→ **To be done**
Gather up every line from the entries below that uses the word "Output".

((

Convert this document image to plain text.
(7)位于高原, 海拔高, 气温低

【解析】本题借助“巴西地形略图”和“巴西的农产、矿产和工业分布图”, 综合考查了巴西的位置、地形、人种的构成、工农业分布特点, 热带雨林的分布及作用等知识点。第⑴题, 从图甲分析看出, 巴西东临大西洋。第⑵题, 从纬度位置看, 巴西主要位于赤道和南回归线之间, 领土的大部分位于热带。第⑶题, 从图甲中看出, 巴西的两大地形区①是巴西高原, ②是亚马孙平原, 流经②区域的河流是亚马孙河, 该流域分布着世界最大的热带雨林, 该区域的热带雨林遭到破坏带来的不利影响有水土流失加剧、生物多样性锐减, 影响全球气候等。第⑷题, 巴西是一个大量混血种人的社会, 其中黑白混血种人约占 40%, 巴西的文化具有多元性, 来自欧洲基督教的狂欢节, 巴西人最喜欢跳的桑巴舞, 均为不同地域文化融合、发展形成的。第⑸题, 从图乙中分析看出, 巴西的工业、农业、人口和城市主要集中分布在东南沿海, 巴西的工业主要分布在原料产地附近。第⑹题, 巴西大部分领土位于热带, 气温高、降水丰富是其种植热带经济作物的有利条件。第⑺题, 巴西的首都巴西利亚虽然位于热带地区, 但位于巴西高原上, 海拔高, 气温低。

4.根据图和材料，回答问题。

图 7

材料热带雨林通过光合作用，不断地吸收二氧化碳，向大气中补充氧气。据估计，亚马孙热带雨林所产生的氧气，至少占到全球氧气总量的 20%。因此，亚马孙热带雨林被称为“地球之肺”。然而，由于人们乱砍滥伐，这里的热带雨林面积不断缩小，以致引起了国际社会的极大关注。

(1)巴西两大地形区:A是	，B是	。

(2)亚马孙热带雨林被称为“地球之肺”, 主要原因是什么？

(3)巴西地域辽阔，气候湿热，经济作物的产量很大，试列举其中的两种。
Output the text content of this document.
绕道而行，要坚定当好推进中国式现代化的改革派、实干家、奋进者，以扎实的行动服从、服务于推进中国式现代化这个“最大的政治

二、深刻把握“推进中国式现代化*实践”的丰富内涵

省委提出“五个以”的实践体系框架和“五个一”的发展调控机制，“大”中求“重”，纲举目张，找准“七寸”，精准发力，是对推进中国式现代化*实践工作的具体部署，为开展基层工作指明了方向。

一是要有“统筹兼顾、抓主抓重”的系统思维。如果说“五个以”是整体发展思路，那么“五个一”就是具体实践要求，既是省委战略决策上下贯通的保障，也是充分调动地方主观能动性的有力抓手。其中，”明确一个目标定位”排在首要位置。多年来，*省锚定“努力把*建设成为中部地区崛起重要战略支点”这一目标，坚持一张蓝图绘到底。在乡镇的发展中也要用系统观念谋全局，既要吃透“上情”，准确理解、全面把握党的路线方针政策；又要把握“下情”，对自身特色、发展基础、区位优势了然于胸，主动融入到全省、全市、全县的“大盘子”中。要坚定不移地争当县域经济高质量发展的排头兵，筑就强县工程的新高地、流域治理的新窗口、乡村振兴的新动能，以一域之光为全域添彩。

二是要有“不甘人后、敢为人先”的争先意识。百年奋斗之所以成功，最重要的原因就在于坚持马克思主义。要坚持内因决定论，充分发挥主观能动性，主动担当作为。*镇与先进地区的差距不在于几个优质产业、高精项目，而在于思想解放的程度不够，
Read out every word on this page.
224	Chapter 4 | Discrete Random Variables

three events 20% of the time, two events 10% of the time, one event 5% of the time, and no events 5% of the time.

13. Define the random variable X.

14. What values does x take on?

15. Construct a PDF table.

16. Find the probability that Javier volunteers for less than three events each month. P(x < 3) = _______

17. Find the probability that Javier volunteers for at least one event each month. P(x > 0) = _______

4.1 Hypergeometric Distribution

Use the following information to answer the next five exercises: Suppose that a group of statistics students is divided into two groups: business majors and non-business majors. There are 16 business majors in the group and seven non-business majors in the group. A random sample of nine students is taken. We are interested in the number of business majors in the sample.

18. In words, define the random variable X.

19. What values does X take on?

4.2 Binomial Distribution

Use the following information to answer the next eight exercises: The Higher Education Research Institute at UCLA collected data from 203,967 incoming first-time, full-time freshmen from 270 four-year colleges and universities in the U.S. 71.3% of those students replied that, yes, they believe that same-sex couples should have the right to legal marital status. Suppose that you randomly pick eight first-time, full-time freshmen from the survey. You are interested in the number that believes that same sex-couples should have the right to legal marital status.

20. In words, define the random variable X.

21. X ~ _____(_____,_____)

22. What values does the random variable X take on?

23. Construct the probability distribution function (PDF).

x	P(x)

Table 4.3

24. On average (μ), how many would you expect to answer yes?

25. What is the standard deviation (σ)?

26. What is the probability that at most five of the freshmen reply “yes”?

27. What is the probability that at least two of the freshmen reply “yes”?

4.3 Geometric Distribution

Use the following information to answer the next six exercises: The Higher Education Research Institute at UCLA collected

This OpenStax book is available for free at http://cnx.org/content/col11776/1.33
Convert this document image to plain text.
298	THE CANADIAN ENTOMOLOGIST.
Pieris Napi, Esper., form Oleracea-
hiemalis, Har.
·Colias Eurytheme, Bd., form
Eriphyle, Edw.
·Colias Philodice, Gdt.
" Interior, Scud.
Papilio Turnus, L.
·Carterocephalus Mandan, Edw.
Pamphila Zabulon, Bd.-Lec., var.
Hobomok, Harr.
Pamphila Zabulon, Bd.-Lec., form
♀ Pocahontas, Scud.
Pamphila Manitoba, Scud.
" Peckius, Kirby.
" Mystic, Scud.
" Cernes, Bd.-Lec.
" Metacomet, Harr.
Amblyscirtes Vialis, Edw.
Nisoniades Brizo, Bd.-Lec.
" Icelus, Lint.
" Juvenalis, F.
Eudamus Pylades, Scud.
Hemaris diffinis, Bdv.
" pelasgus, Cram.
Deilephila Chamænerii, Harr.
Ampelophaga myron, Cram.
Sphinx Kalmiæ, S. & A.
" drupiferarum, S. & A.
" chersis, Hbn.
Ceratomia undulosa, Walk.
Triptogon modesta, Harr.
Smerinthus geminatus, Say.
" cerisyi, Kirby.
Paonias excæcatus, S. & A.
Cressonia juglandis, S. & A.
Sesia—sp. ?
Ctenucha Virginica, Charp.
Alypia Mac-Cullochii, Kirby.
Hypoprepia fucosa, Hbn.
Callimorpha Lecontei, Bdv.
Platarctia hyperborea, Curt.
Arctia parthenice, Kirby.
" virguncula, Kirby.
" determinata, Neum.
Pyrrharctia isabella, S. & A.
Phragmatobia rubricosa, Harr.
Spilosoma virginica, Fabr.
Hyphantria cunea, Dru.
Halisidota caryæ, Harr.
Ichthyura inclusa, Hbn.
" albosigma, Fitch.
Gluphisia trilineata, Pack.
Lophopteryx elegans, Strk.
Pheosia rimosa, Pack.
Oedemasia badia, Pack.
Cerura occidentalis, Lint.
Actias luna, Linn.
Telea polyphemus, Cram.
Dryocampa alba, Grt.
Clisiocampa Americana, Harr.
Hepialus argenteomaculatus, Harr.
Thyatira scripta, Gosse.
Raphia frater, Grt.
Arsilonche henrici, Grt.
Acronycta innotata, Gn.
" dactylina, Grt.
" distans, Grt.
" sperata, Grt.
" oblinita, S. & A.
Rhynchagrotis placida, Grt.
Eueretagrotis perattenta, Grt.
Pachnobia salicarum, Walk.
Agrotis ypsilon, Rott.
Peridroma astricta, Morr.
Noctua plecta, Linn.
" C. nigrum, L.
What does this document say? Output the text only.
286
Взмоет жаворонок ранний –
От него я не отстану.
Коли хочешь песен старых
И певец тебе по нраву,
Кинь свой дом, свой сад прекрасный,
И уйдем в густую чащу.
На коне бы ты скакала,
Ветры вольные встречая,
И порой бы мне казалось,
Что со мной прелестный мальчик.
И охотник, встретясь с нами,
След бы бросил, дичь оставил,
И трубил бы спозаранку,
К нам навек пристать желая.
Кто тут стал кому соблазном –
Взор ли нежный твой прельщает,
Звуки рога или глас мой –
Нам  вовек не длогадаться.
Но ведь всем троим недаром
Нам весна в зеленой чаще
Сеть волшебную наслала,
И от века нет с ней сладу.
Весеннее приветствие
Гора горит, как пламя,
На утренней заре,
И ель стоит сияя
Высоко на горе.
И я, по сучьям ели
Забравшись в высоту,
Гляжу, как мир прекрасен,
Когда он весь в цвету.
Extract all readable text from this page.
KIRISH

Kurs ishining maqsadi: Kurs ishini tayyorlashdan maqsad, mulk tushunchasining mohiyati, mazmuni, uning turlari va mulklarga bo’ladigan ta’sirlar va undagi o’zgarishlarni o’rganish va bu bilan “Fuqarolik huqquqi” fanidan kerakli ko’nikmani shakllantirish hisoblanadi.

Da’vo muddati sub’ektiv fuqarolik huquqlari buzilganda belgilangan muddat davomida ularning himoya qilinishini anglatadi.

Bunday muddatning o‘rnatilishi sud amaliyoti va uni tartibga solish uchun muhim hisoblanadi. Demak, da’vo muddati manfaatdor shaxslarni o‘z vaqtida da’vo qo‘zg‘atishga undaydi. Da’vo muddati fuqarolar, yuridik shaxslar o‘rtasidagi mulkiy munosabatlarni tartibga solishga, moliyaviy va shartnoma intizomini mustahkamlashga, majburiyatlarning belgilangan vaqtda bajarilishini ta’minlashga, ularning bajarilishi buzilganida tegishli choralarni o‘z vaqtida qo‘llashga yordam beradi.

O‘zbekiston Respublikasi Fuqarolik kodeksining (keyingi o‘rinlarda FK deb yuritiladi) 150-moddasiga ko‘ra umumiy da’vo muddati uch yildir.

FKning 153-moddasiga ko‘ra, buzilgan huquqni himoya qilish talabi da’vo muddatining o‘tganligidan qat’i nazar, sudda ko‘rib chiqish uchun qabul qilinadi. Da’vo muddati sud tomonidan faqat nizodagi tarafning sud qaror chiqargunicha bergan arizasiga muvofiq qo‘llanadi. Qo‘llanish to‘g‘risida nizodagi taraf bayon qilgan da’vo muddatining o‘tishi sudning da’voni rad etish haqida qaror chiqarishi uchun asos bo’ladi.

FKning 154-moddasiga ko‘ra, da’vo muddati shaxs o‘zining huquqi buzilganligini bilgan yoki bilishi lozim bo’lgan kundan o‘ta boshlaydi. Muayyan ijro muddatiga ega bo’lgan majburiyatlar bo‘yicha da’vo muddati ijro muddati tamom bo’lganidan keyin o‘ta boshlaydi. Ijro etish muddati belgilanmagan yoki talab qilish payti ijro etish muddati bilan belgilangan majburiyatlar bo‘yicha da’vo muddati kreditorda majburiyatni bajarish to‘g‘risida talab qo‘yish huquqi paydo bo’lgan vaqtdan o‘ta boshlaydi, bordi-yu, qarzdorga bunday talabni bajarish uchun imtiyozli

))

→ **Finished exercise**
Output the text content of this document.
What does this document say? Output the text only.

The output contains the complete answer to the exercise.